_Challenge:_
Count how many lines hold the string "Brushes", and give only that number.

Stored items from a collection
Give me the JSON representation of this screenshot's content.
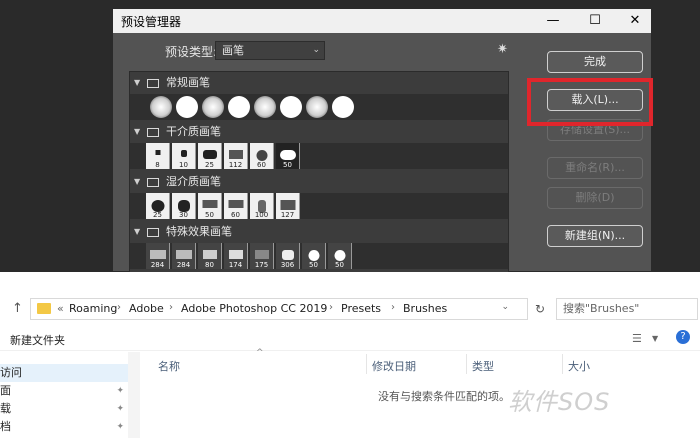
{
  "dialog": {
    "title": "预设管理器",
    "minimize": "—",
    "maximize": "☐",
    "close": "✕",
    "preset_type_label": "预设类型:",
    "preset_type_value": "画笔",
    "groups": [
      {
        "name": "常规画笔",
        "counts": [
          "",
          "",
          "",
          "",
          "",
          "",
          "",
          ""
        ]
      },
      {
        "name": "干介质画笔",
        "counts": [
          "8",
          "10",
          "25",
          "112",
          "60",
          "50"
        ]
      },
      {
        "name": "湿介质画笔",
        "counts": [
          "25",
          "30",
          "50",
          "60",
          "100",
          "127"
        ]
      },
      {
        "name": "特殊效果画笔",
        "counts": [
          "284",
          "284",
          "80",
          "174",
          "175",
          "306",
          "50",
          "50"
        ]
      }
    ],
    "buttons": {
      "done": "完成",
      "load": "载入(L)...",
      "save": "存储设置(S)...",
      "rename": "重命名(R)...",
      "delete": "删除(D)",
      "new_group": "新建组(N)..."
    }
  },
  "explorer": {
    "breadcrumb": [
      "Roaming",
      "Adobe",
      "Adobe Photoshop CC 2019",
      "Presets",
      "Brushes"
    ],
    "breadcrumb_prefix": "«",
    "search_placeholder": "搜索\"Brushes\"",
    "new_folder": "新建文件夹",
    "nav_items": [
      "访问",
      "面",
      "载",
      "档"
    ],
    "columns": [
      "名称",
      "修改日期",
      "类型",
      "大小"
    ],
    "empty_message": "没有与搜索条件匹配的项。"
  },
  "watermark": "软件SOS",
  "colors": {
    "highlight": "#e0262c",
    "dialog_bg": "#535353"
  }
}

_Output of the task:_
2